● **WHAT NEEDS TO BE DONE**:
Below are some records. Copy every line in them that holds "indexed".

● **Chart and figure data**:
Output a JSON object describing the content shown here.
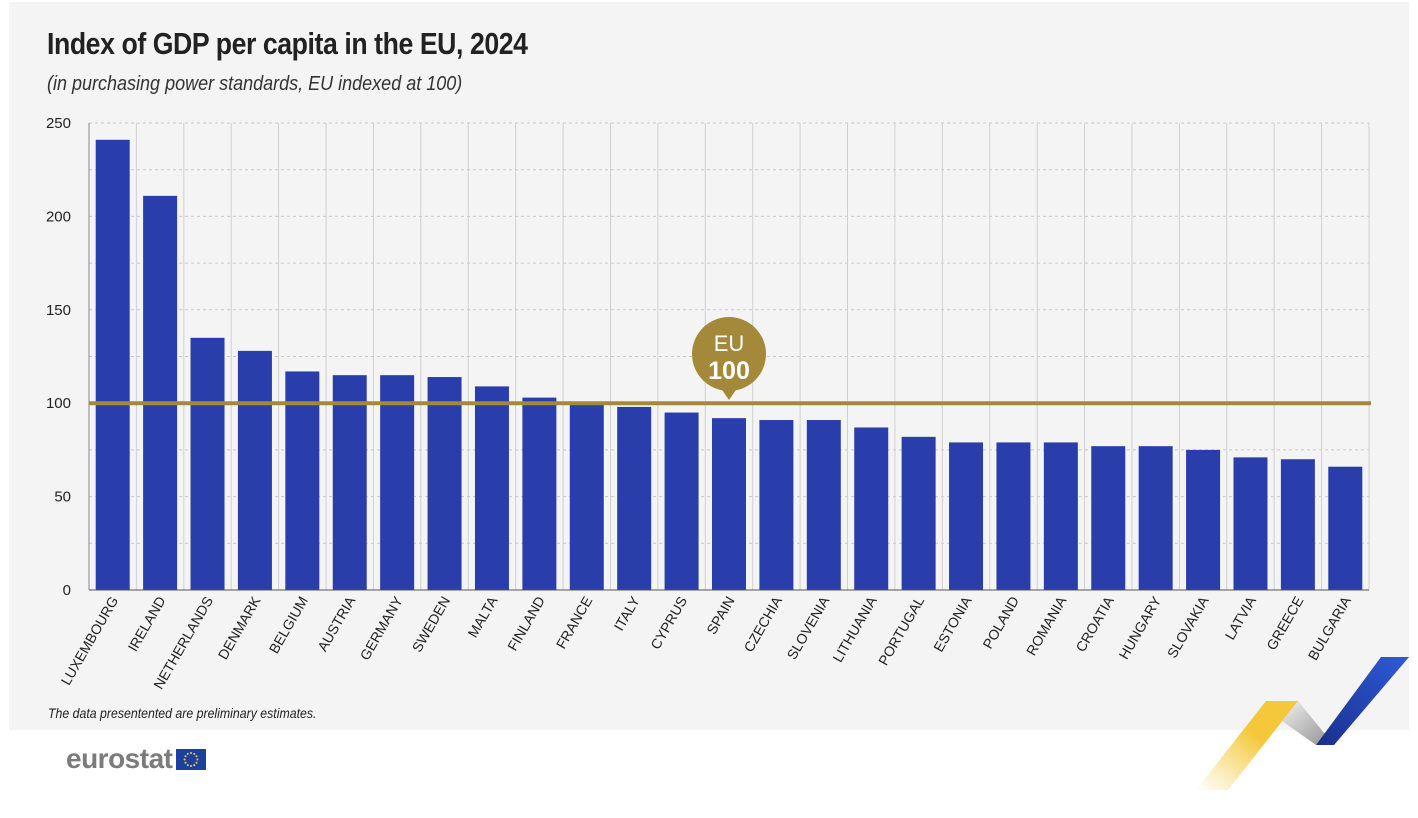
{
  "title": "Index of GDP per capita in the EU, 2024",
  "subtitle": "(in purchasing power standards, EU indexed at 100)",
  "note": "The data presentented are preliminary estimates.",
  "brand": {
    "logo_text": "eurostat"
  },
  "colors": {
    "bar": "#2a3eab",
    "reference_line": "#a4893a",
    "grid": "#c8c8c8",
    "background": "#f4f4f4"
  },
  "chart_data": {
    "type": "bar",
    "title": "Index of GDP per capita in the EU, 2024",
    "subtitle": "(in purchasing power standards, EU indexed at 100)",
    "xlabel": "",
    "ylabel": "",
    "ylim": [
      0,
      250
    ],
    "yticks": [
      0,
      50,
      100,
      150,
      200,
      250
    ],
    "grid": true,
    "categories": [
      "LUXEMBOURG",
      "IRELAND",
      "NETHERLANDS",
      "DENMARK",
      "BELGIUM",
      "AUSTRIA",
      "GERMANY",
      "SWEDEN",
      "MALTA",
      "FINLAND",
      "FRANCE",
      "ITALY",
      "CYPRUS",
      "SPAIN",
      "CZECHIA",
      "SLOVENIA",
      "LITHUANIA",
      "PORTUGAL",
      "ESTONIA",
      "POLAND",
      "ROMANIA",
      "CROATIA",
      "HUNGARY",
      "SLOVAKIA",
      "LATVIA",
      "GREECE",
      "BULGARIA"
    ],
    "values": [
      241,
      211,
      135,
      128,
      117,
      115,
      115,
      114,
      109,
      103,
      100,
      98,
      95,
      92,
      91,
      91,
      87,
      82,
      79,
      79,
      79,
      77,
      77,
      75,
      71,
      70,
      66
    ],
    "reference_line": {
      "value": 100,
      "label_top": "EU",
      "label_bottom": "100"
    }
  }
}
...
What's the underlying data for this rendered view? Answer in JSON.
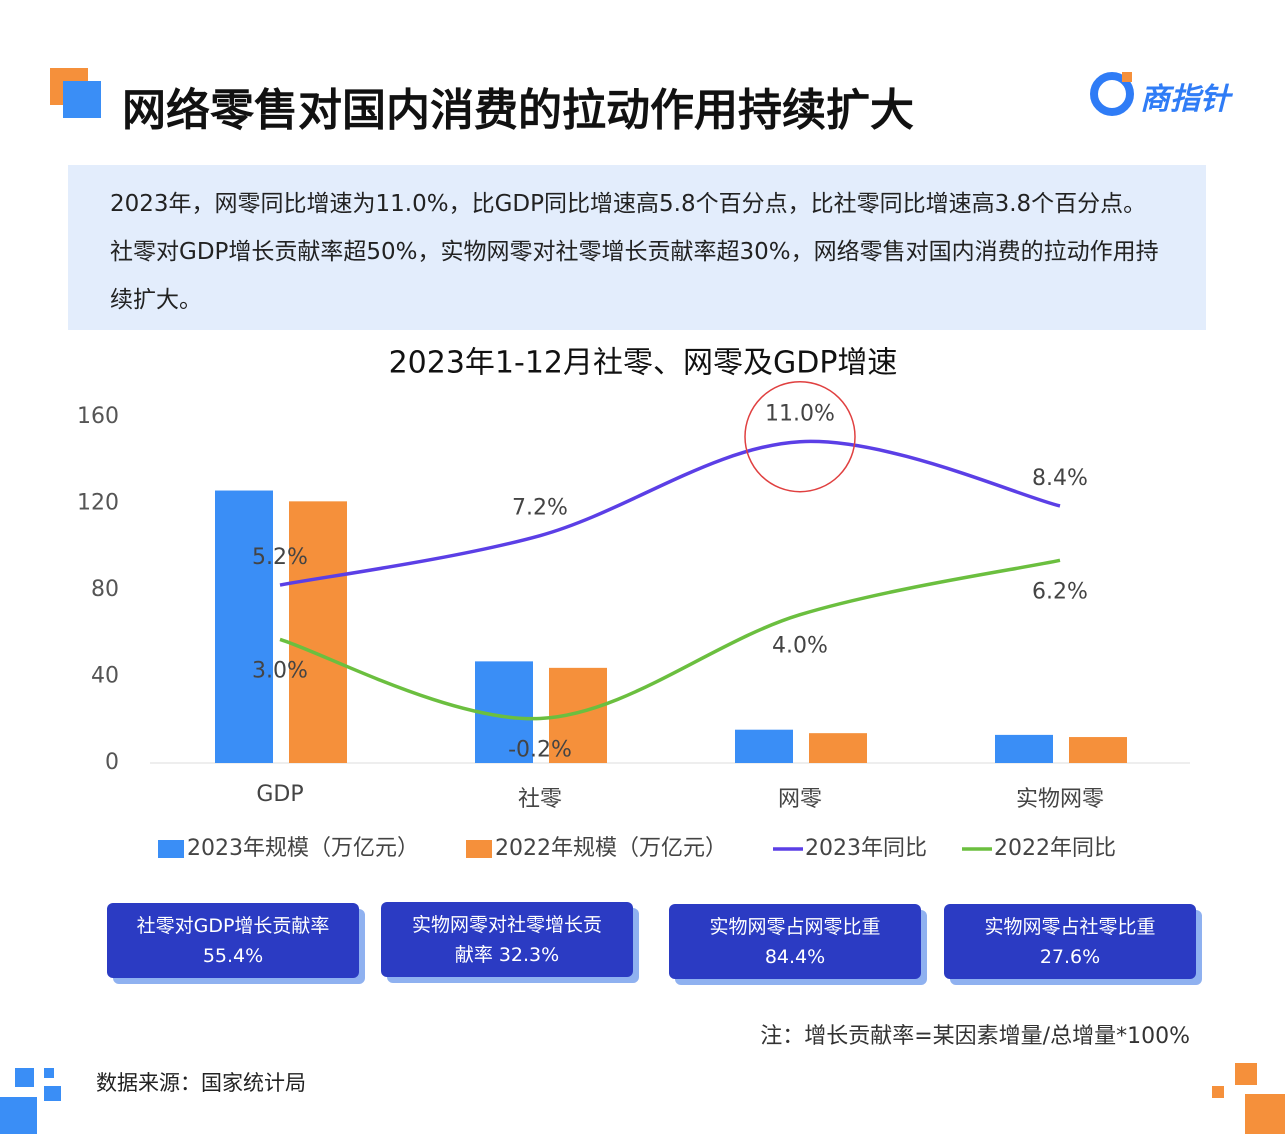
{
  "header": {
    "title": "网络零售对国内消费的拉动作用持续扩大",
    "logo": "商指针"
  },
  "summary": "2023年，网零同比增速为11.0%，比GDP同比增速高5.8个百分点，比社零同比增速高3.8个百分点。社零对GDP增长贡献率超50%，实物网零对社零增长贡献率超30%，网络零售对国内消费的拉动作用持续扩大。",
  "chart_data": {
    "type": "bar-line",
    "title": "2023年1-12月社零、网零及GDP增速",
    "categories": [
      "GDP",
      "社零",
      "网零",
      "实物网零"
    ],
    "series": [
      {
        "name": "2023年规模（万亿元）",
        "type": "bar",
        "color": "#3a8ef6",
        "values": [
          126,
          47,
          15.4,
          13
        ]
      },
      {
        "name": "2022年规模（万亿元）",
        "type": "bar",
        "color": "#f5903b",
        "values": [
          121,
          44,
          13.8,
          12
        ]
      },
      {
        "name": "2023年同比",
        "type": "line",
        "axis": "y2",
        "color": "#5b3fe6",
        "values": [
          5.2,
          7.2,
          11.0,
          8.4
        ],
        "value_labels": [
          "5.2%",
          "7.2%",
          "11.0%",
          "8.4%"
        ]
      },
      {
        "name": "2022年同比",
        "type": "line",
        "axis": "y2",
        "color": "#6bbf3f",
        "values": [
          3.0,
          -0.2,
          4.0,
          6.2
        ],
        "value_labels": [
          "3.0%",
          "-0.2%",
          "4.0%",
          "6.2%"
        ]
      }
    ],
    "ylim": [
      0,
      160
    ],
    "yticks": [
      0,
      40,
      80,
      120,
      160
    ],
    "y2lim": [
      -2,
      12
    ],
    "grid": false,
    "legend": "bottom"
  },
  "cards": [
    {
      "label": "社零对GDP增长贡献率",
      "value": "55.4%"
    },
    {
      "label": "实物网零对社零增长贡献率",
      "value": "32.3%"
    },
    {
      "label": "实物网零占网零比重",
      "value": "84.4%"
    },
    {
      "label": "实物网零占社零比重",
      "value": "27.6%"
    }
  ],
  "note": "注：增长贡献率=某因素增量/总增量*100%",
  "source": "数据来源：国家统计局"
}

● **OUTPUT OF THE EXERCISE**:
  "subtitle": "(in purchasing power standards, EU indexed at 100)",
    "subtitle": "(in purchasing power standards, EU indexed at 100)",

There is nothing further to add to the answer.